Information provided -
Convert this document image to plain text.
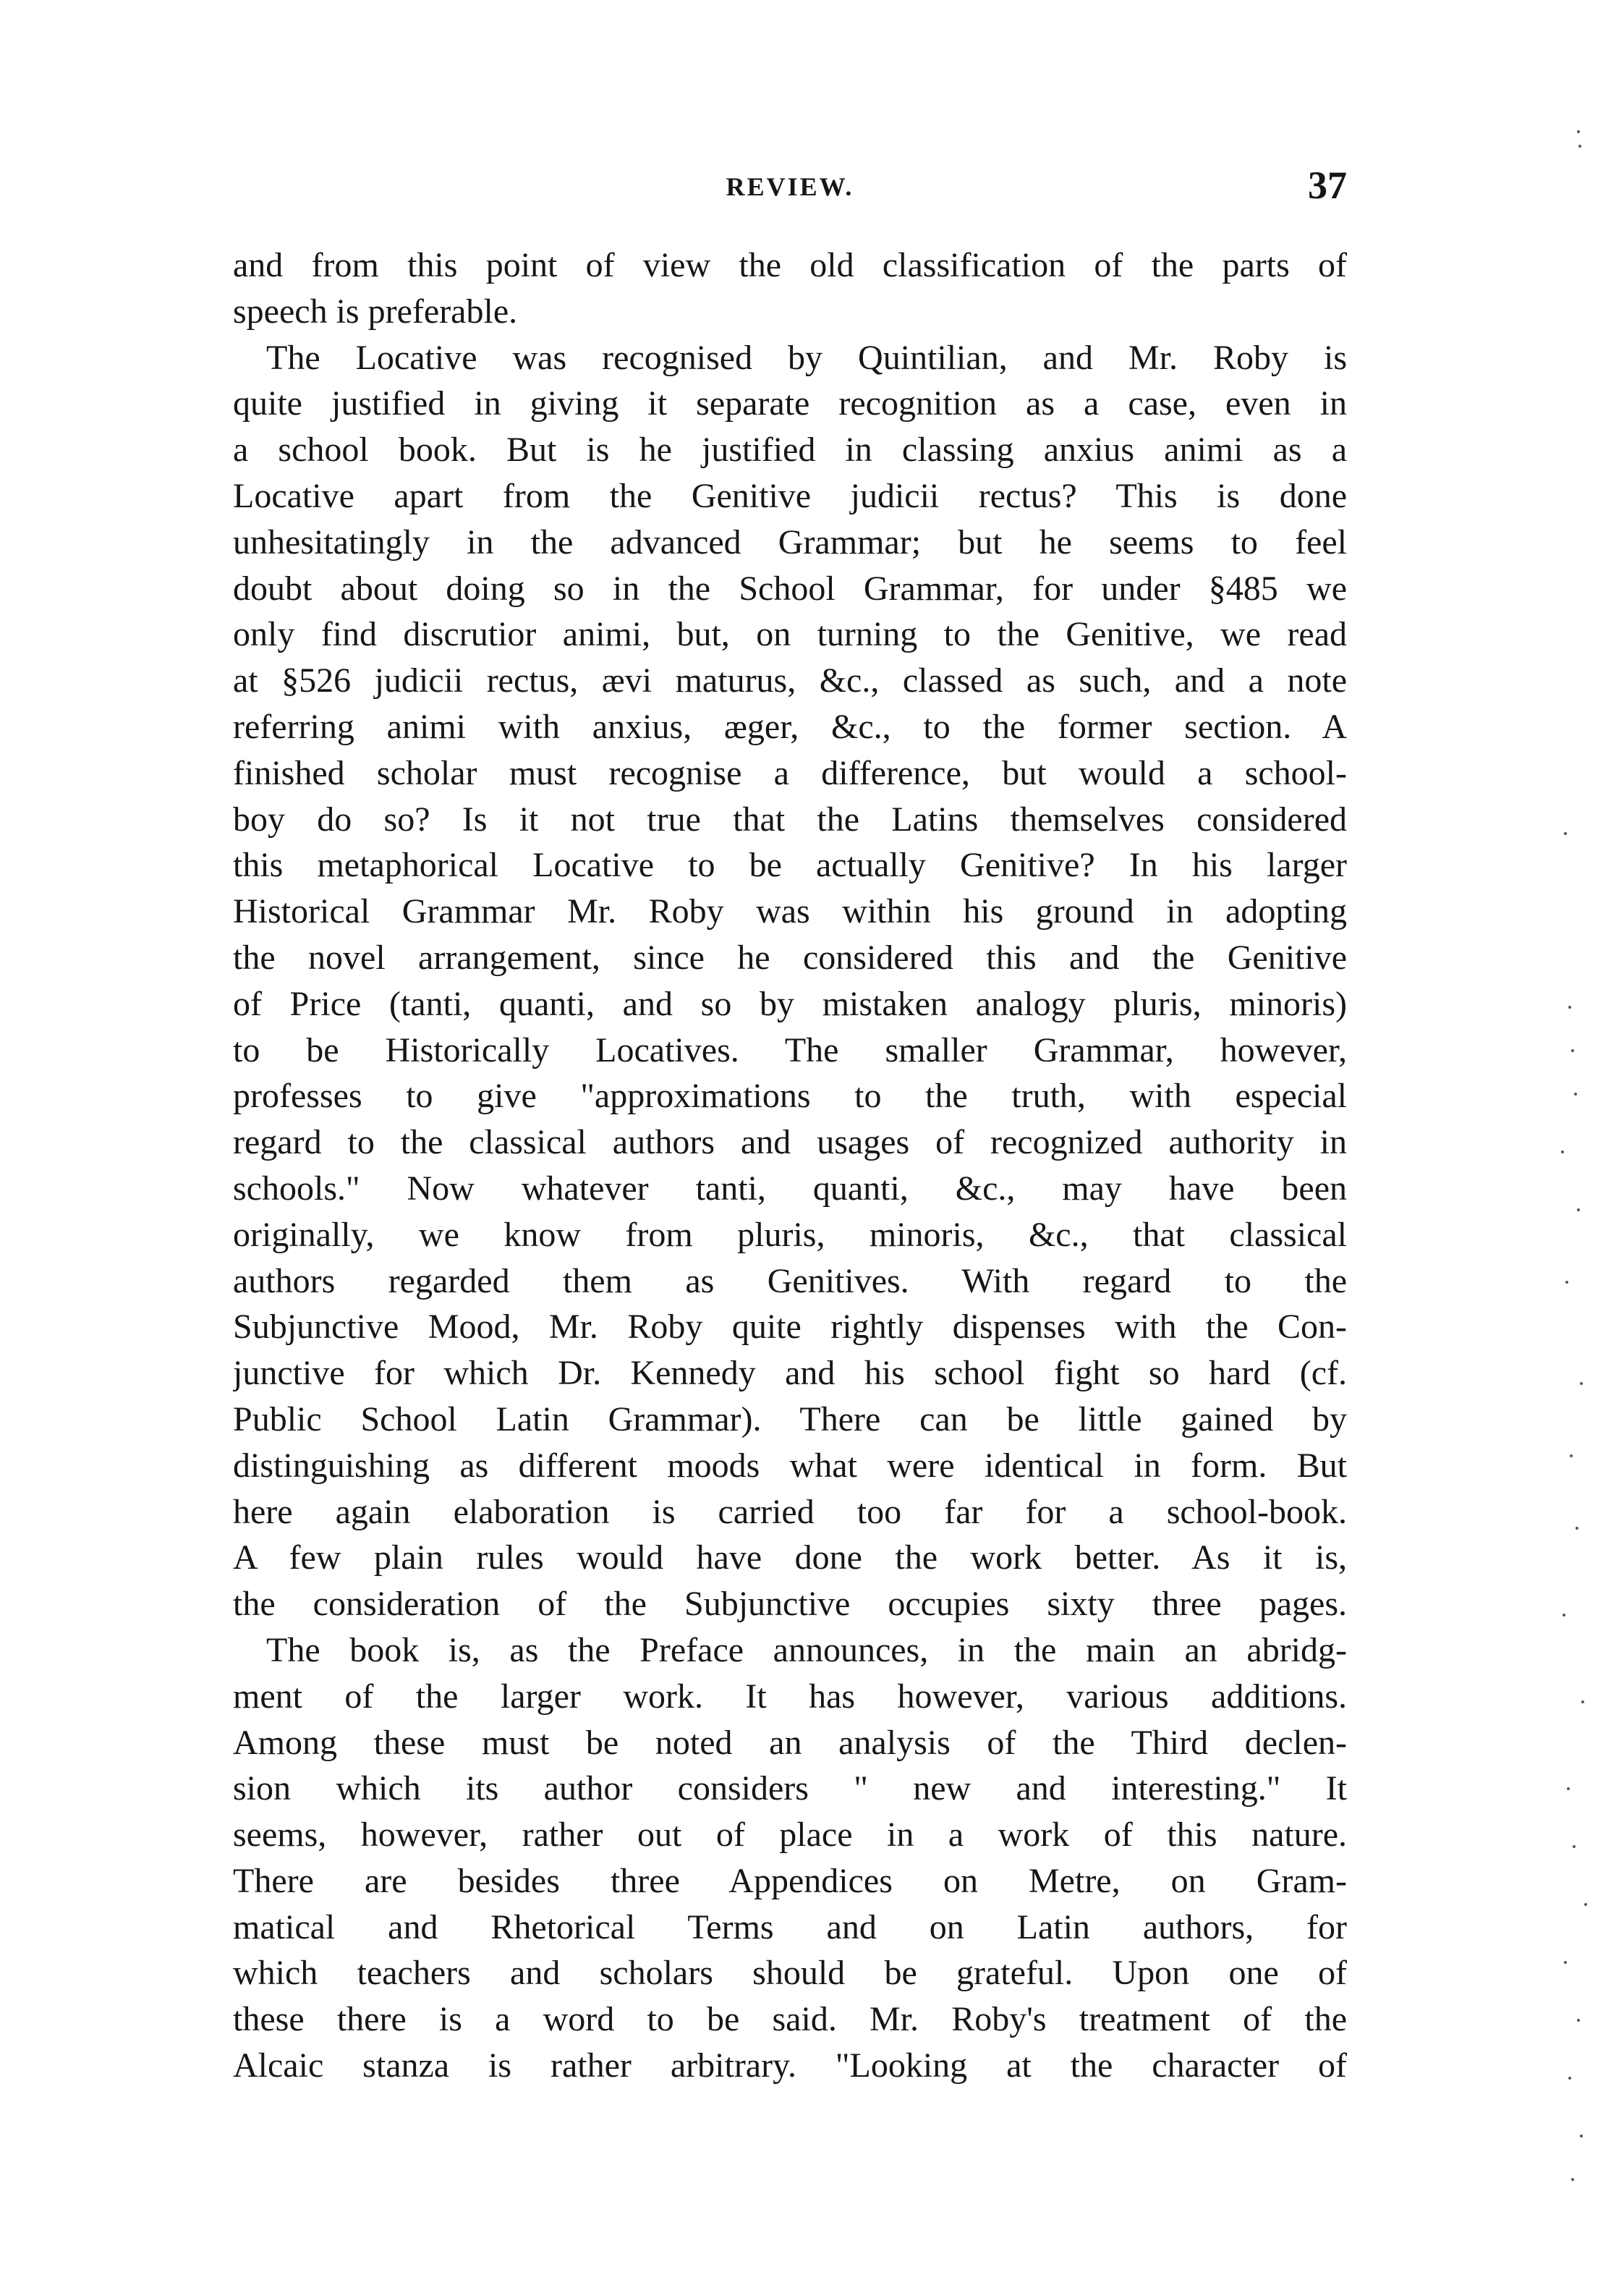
REVIEW.	37
and from this point of view the old classification of the parts of
speech is preferable.
The Locative was recognised by Quintilian, and Mr. Roby is
quite justified in giving it separate recognition as a case, even in
a school book. But is he justified in classing anxius animi as a
Locative apart from the Genitive judicii rectus? This is done
unhesitatingly in the advanced Grammar; but he seems to feel
doubt about doing so in the School Grammar, for under §485 we
only find discrutior animi, but, on turning to the Genitive, we read
at §526 judicii rectus, ævi maturus, &c., classed as such, and a note
referring animi with anxius, æger, &c., to the former section. A
finished scholar must recognise a difference, but would a school-
boy do so? Is it not true that the Latins themselves considered
this metaphorical Locative to be actually Genitive? In his larger
Historical Grammar Mr. Roby was within his ground in adopting
the novel arrangement, since he considered this and the Genitive
of Price (tanti, quanti, and so by mistaken analogy pluris, minoris)
to be Historically Locatives. The smaller Grammar, however,
professes to give "approximations to the truth, with especial
regard to the classical authors and usages of recognized authority in
schools." Now whatever tanti, quanti, &c., may have been
originally, we know from pluris, minoris, &c., that classical
authors regarded them as Genitives. With regard to the
Subjunctive Mood, Mr. Roby quite rightly dispenses with the Con-
junctive for which Dr. Kennedy and his school fight so hard (cf.
Public School Latin Grammar). There can be little gained by
distinguishing as different moods what were identical in form. But
here again elaboration is carried too far for a school-book.
A few plain rules would have done the work better. As it is,
the consideration of the Subjunctive occupies sixty three pages.
The book is, as the Preface announces, in the main an abridg-
ment of the larger work. It has however, various additions.
Among these must be noted an analysis of the Third declen-
sion which its author considers " new and interesting." It
seems, however, rather out of place in a work of this nature.
There are besides three Appendices on Metre, on Gram-
matical and Rhetorical Terms and on Latin authors, for
which teachers and scholars should be grateful. Upon one of
these there is a word to be said. Mr. Roby's treatment of the
Alcaic stanza is rather arbitrary. "Looking at the character of
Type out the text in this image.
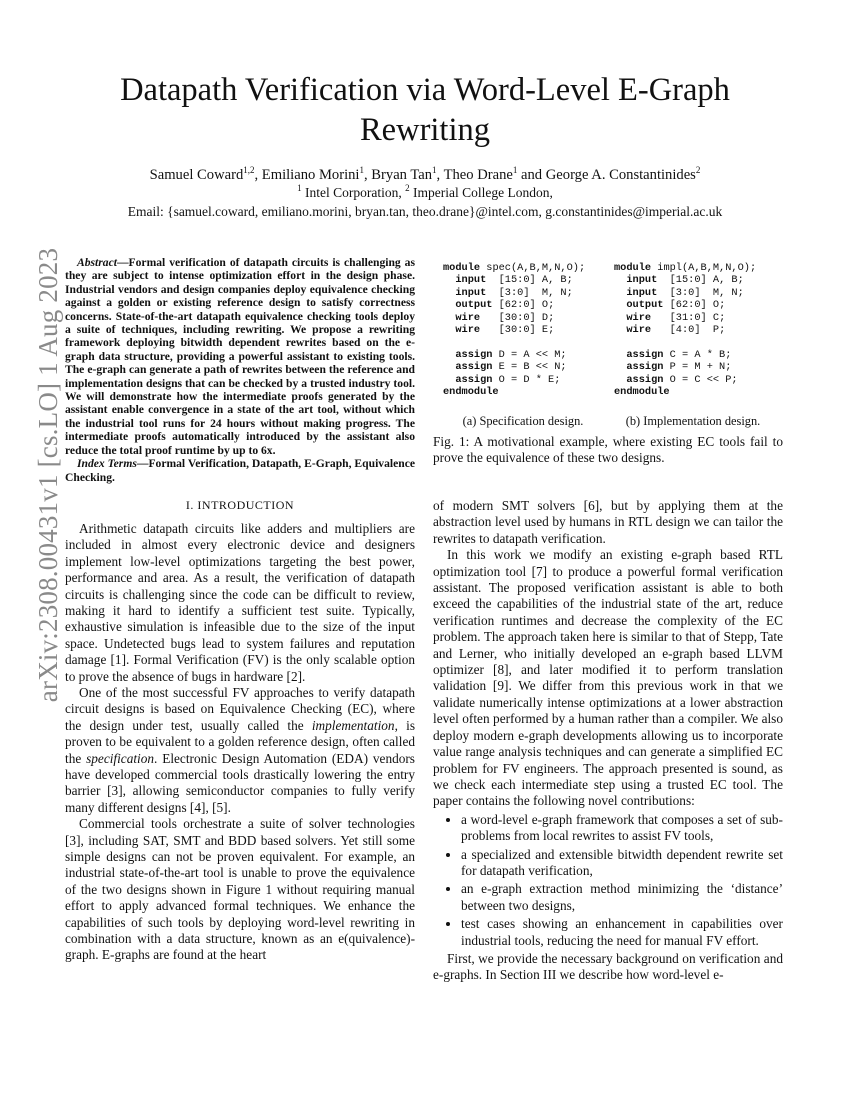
arXiv:2308.00431v1 [cs.LO] 1 Aug 2023
Datapath Verification via Word-Level E-Graph Rewriting
Samuel Coward$^{1,2}$, Emiliano Morini$^1$, Bryan Tan$^1$, Theo Drane$^1$ and George A. Constantinides$^2$
$^1$ Intel Corporation, $^2$ Imperial College London,
Email: {samuel.coward, emiliano.morini, bryan.tan, theo.drane}@intel.com, g.constantinides@imperial.ac.uk

Abstract—Formal verification of datapath circuits is challenging as they are subject to intense optimization effort in the design phase. Industrial vendors and design companies deploy equivalence checking against a golden or existing reference design to satisfy correctness concerns. State-of-the-art datapath equivalence checking tools deploy a suite of techniques, including rewriting. We propose a rewriting framework deploying bitwidth dependent rewrites based on the e-graph data structure, providing a powerful assistant to existing tools. The e-graph can generate a path of rewrites between the reference and implementation designs that can be checked by a trusted industry tool. We will demonstrate how the intermediate proofs generated by the assistant enable convergence in a state of the art tool, without which the industrial tool runs for 24 hours without making progress. The intermediate proofs automatically introduced by the assistant also reduce the total proof runtime by up to 6x.

Index Terms—Formal Verification, Datapath, E-Graph, Equivalence Checking.

I. INTRODUCTION

Arithmetic datapath circuits like adders and multipliers are included in almost every electronic device and designers implement low-level optimizations targeting the best power, performance and area. As a result, the verification of datapath circuits is challenging since the code can be difficult to review, making it hard to identify a sufficient test suite. Typically, exhaustive simulation is infeasible due to the size of the input space. Undetected bugs lead to system failures and reputation damage [1]. Formal Verification (FV) is the only scalable option to prove the absence of bugs in hardware [2].

One of the most successful FV approaches to verify datapath circuit designs is based on Equivalence Checking (EC), where the design under test, usually called the implementation, is proven to be equivalent to a golden reference design, often called the specification. Electronic Design Automation (EDA) vendors have developed commercial tools drastically lowering the entry barrier [3], allowing semiconductor companies to fully verify many different designs [4], [5].

Commercial tools orchestrate a suite of solver technologies [3], including SAT, SMT and BDD based solvers. Yet still some simple designs can not be proven equivalent. For example, an industrial state-of-the-art tool is unable to prove the equivalence of the two designs shown in Figure 1 without requiring manual effort to apply advanced formal techniques. We enhance the capabilities of such tools by deploying word-level rewriting in combination with a data structure, known as an e(quivalence)-graph. E-graphs are found at the heart

module spec(A,B,M,N,O);
input [15:0] A, B;
input [3:0] M, N;
output [62:0] O;
wire [30:0] D;
wire [30:0] E;

assign D = A << M;
assign E = B << N;
assign O = D * E;
endmodule
module impl(A,B,M,N,O);
input [15:0] A, B;
input [3:0] M, N;
output [62:0] O;
wire [31:0] C;
wire [4:0] P;

assign C = A * B;
assign P = M + N;
assign O = C << P;
endmodule
(a) Specification design.	(b) Implementation design.
Fig. 1: A motivational example, where existing EC tools fail to prove the equivalence of these two designs.

of modern SMT solvers [6], but by applying them at the abstraction level used by humans in RTL design we can tailor the rewrites to datapath verification.

In this work we modify an existing e-graph based RTL optimization tool [7] to produce a powerful formal verification assistant. The proposed verification assistant is able to both exceed the capabilities of the industrial state of the art, reduce verification runtimes and decrease the complexity of the EC problem. The approach taken here is similar to that of Stepp, Tate and Lerner, who initially developed an e-graph based LLVM optimizer [8], and later modified it to perform translation validation [9]. We differ from this previous work in that we validate numerically intense optimizations at a lower abstraction level often performed by a human rather than a compiler. We also deploy modern e-graph developments allowing us to incorporate value range analysis techniques and can generate a simplified EC problem for FV engineers. The approach presented is sound, as we check each intermediate step using a trusted EC tool. The paper contains the following novel contributions:

• a word-level e-graph framework that composes a set of sub-problems from local rewrites to assist FV tools,
• a specialized and extensible bitwidth dependent rewrite set for datapath verification,
• an e-graph extraction method minimizing the ‘distance’ between two designs,
• test cases showing an enhancement in capabilities over industrial tools, reducing the need for manual FV effort.

First, we provide the necessary background on verification and e-graphs. In Section III we describe how word-level e-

The exercise - Your job is to transcribe the entries above exactly; skip the pictures.

Response -
Convert this document image to plain text.
REVIEW.	37
and from this point of view the old classification of the parts of
speech is preferable.
The Locative was recognised by Quintilian, and Mr. Roby is
quite justified in giving it separate recognition as a case, even in
a school book. But is he justified in classing anxius animi as a
Locative apart from the Genitive judicii rectus? This is done
unhesitatingly in the advanced Grammar; but he seems to feel
doubt about doing so in the School Grammar, for under §485 we
only find discrutior animi, but, on turning to the Genitive, we read
at §526 judicii rectus, ævi maturus, &c., classed as such, and a note
referring animi with anxius, æger, &c., to the former section. A
finished scholar must recognise a difference, but would a school-
boy do so? Is it not true that the Latins themselves considered
this metaphorical Locative to be actually Genitive? In his larger
Historical Grammar Mr. Roby was within his ground in adopting
the novel arrangement, since he considered this and the Genitive
of Price (tanti, quanti, and so by mistaken analogy pluris, minoris)
to be Historically Locatives. The smaller Grammar, however,
professes to give "approximations to the truth, with especial
regard to the classical authors and usages of recognized authority in
schools." Now whatever tanti, quanti, &c., may have been
originally, we know from pluris, minoris, &c., that classical
authors regarded them as Genitives. With regard to the
Subjunctive Mood, Mr. Roby quite rightly dispenses with the Con-
junctive for which Dr. Kennedy and his school fight so hard (cf.
Public School Latin Grammar). There can be little gained by
distinguishing as different moods what were identical in form. But
here again elaboration is carried too far for a school-book.
A few plain rules would have done the work better. As it is,
the consideration of the Subjunctive occupies sixty three pages.
The book is, as the Preface announces, in the main an abridg-
ment of the larger work. It has however, various additions.
Among these must be noted an analysis of the Third declen-
sion which its author considers " new and interesting." It
seems, however, rather out of place in a work of this nature.
There are besides three Appendices on Metre, on Gram-
matical and Rhetorical Terms and on Latin authors, for
which teachers and scholars should be grateful. Upon one of
these there is a word to be said. Mr. Roby's treatment of the
Alcaic stanza is rather arbitrary. "Looking at the character of
Type out the text in this image.
arXiv:2308.00431v1 [cs.LO] 1 Aug 2023
Datapath Verification via Word-Level E-Graph Rewriting
Samuel Coward$^{1,2}$, Emiliano Morini$^1$, Bryan Tan$^1$, Theo Drane$^1$ and George A. Constantinides$^2$
$^1$ Intel Corporation, $^2$ Imperial College London,
Email: {samuel.coward, emiliano.morini, bryan.tan, theo.drane}@intel.com, g.constantinides@imperial.ac.uk

Abstract—Formal verification of datapath circuits is challenging as they are subject to intense optimization effort in the design phase. Industrial vendors and design companies deploy equivalence checking against a golden or existing reference design to satisfy correctness concerns. State-of-the-art datapath equivalence checking tools deploy a suite of techniques, including rewriting. We propose a rewriting framework deploying bitwidth dependent rewrites based on the e-graph data structure, providing a powerful assistant to existing tools. The e-graph can generate a path of rewrites between the reference and implementation designs that can be checked by a trusted industry tool. We will demonstrate how the intermediate proofs generated by the assistant enable convergence in a state of the art tool, without which the industrial tool runs for 24 hours without making progress. The intermediate proofs automatically introduced by the assistant also reduce the total proof runtime by up to 6x.

Index Terms—Formal Verification, Datapath, E-Graph, Equivalence Checking.

I. INTRODUCTION

Arithmetic datapath circuits like adders and multipliers are included in almost every electronic device and designers implement low-level optimizations targeting the best power, performance and area. As a result, the verification of datapath circuits is challenging since the code can be difficult to review, making it hard to identify a sufficient test suite. Typically, exhaustive simulation is infeasible due to the size of the input space. Undetected bugs lead to system failures and reputation damage [1]. Formal Verification (FV) is the only scalable option to prove the absence of bugs in hardware [2].

One of the most successful FV approaches to verify datapath circuit designs is based on Equivalence Checking (EC), where the design under test, usually called the implementation, is proven to be equivalent to a golden reference design, often called the specification. Electronic Design Automation (EDA) vendors have developed commercial tools drastically lowering the entry barrier [3], allowing semiconductor companies to fully verify many different designs [4], [5].

Commercial tools orchestrate a suite of solver technologies [3], including SAT, SMT and BDD based solvers. Yet still some simple designs can not be proven equivalent. For example, an industrial state-of-the-art tool is unable to prove the equivalence of the two designs shown in Figure 1 without requiring manual effort to apply advanced formal techniques. We enhance the capabilities of such tools by deploying word-level rewriting in combination with a data structure, known as an e(quivalence)-graph. E-graphs are found at the heart

module spec(A,B,M,N,O);
input [15:0] A, B;
input [3:0] M, N;
output [62:0] O;
wire [30:0] D;
wire [30:0] E;

assign D = A << M;
assign E = B << N;
assign O = D * E;
endmodule
module impl(A,B,M,N,O);
input [15:0] A, B;
input [3:0] M, N;
output [62:0] O;
wire [31:0] C;
wire [4:0] P;

assign C = A * B;
assign P = M + N;
assign O = C << P;
endmodule
(a) Specification design.	(b) Implementation design.
Fig. 1: A motivational example, where existing EC tools fail to prove the equivalence of these two designs.

of modern SMT solvers [6], but by applying them at the abstraction level used by humans in RTL design we can tailor the rewrites to datapath verification.

In this work we modify an existing e-graph based RTL optimization tool [7] to produce a powerful formal verification assistant. The proposed verification assistant is able to both exceed the capabilities of the industrial state of the art, reduce verification runtimes and decrease the complexity of the EC problem. The approach taken here is similar to that of Stepp, Tate and Lerner, who initially developed an e-graph based LLVM optimizer [8], and later modified it to perform translation validation [9]. We differ from this previous work in that we validate numerically intense optimizations at a lower abstraction level often performed by a human rather than a compiler. We also deploy modern e-graph developments allowing us to incorporate value range analysis techniques and can generate a simplified EC problem for FV engineers. The approach presented is sound, as we check each intermediate step using a trusted EC tool. The paper contains the following novel contributions:

• a word-level e-graph framework that composes a set of sub-problems from local rewrites to assist FV tools,
• a specialized and extensible bitwidth dependent rewrite set for datapath verification,
• an e-graph extraction method minimizing the ‘distance’ between two designs,
• test cases showing an enhancement in capabilities over industrial tools, reducing the need for manual FV effort.

First, we provide the necessary background on verification and e-graphs. In Section III we describe how word-level e-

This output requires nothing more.